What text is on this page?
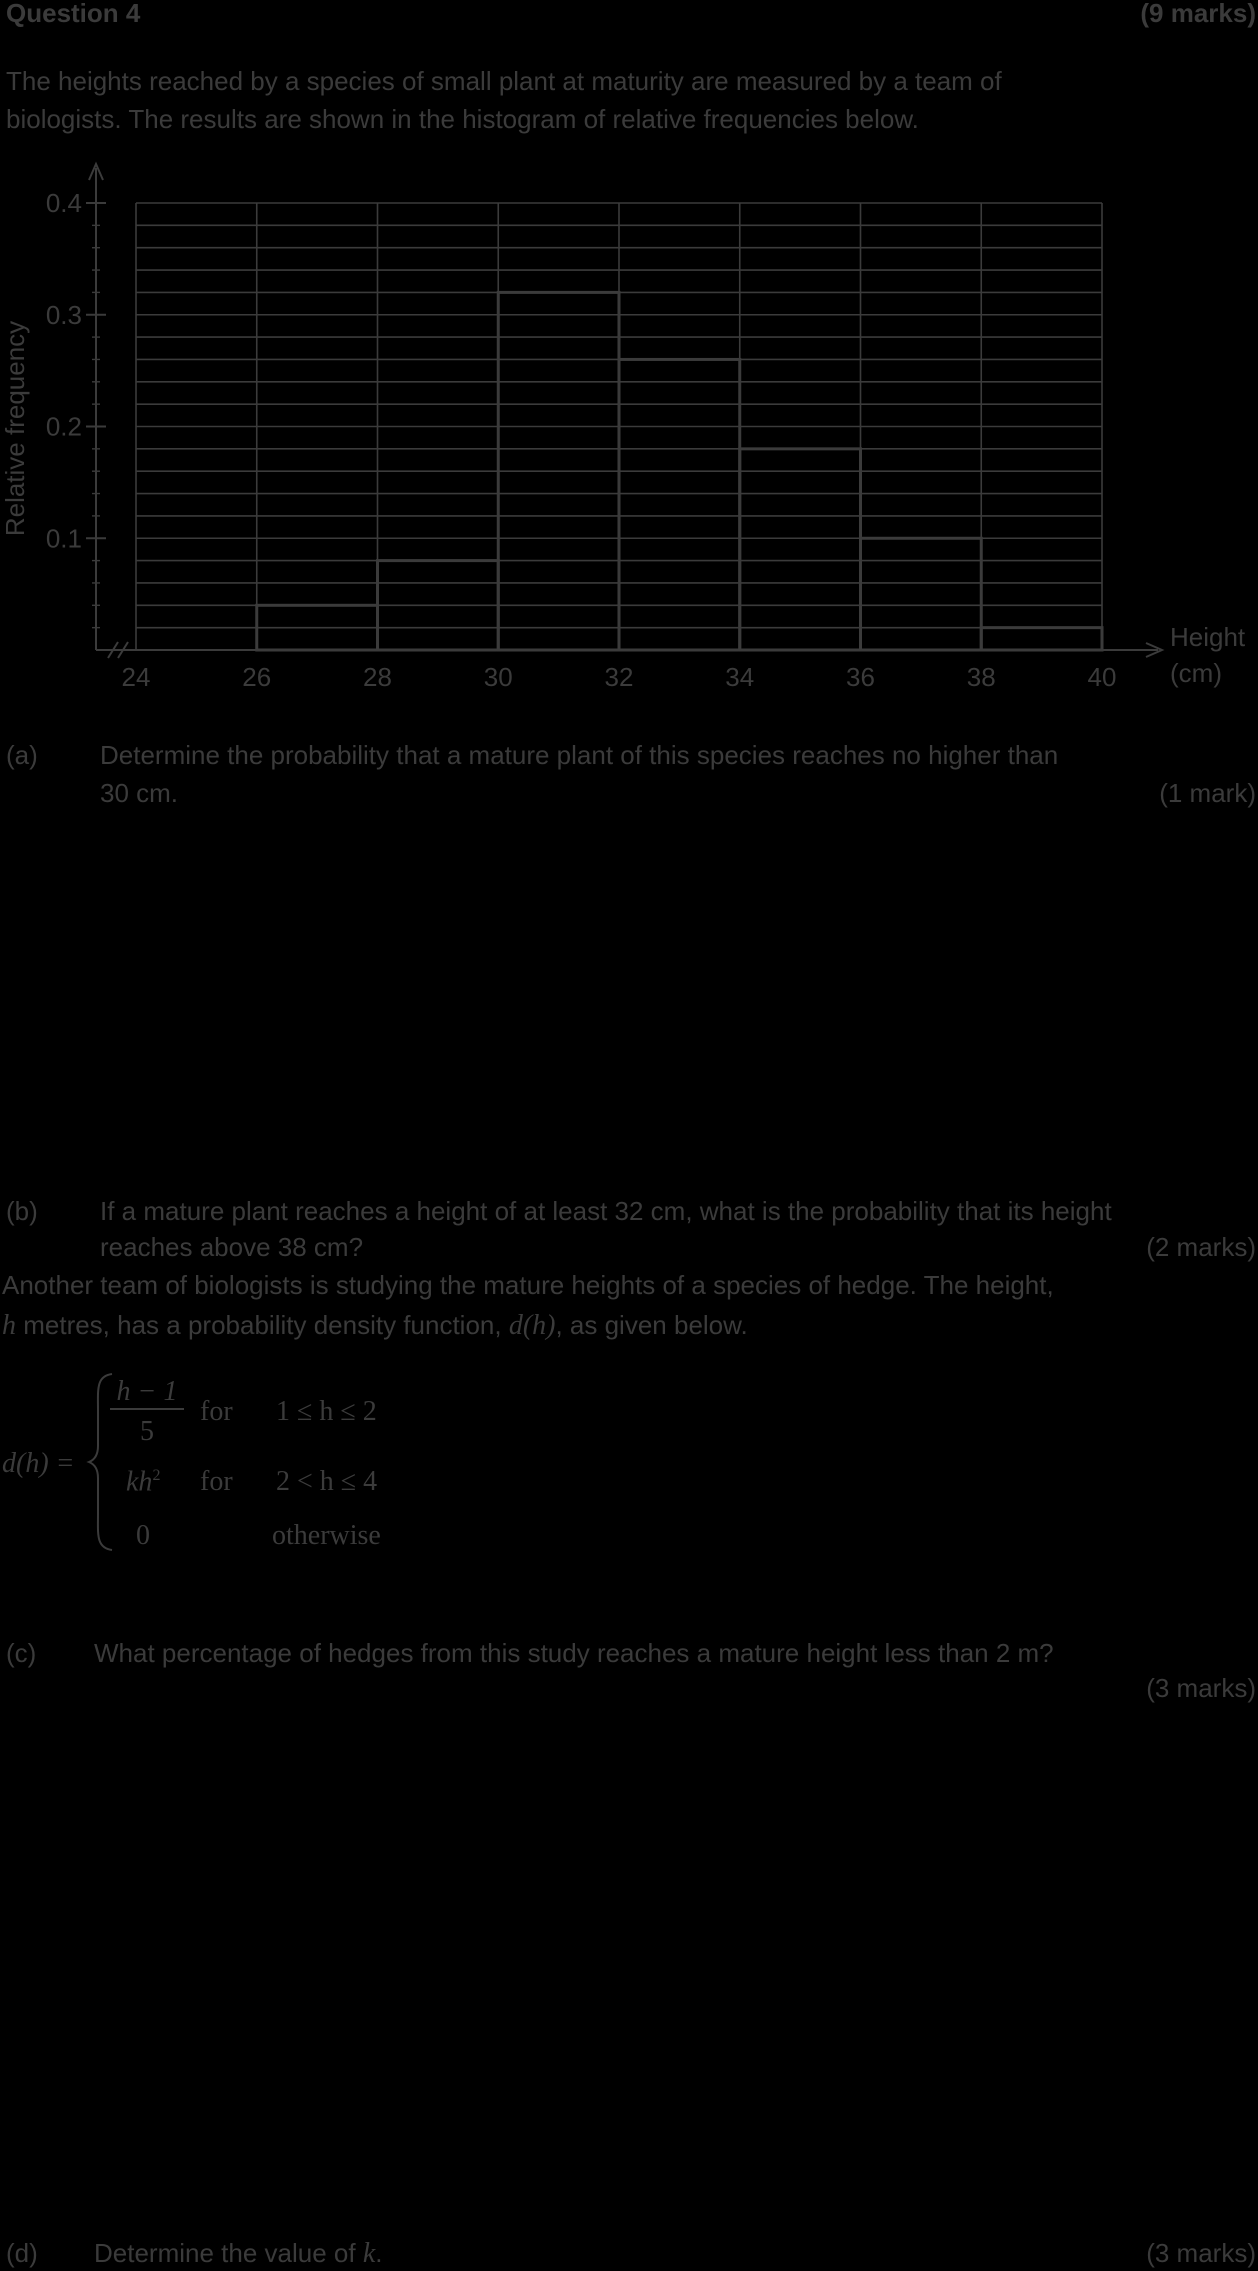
Question 4	(9 marks)
The heights reached by a species of small plant at maturity are measured by a team of
biologists. The results are shown in the histogram of relative frequencies below.
0.1
0.2
0.3
0.4
24	26	28	30	32	34	36	38	40
Relative frequency
Height
(cm)
(a) Determine the probability that a mature plant of this species reaches no higher than
30 cm.	(1 mark)
(b) If a mature plant reaches a height of at least 32 cm, what is the probability that its height
reaches above 38 cm?	(2 marks)
Another team of biologists is studying the mature heights of a species of hedge. The height,
h metres, has a probability density function, d(h), as given below.
d(h) =
h − 1
5
for 1 ≤ h ≤ 2
$kh^2$ for 2 < h ≤ 4
0	otherwise
(c) What percentage of hedges from this study reaches a mature height less than 2 m?
(3 marks)
(d) Determine the value of k.	(3 marks)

──────────────────────────────

> SHORT TASK: The records above must be printed exactly; the pictures stay out.

> TASK OUTPUT:
What text is on this page?
Question 4	(9 marks)
The heights reached by a species of small plant at maturity are measured by a team of
biologists. The results are shown in the histogram of relative frequencies below.
0.1
0.2
0.3
0.4
24	26	28	30	32	34	36	38	40
Relative frequency
Height
(cm)
(a) Determine the probability that a mature plant of this species reaches no higher than
30 cm.	(1 mark)
(b) If a mature plant reaches a height of at least 32 cm, what is the probability that its height
reaches above 38 cm?	(2 marks)
Another team of biologists is studying the mature heights of a species of hedge. The height,
h metres, has a probability density function, d(h), as given below.
d(h) =
h − 1
5
for 1 ≤ h ≤ 2
$kh^2$ for 2 < h ≤ 4
0	otherwise
(c) What percentage of hedges from this study reaches a mature height less than 2 m?
(3 marks)
(d) Determine the value of k.	(3 marks)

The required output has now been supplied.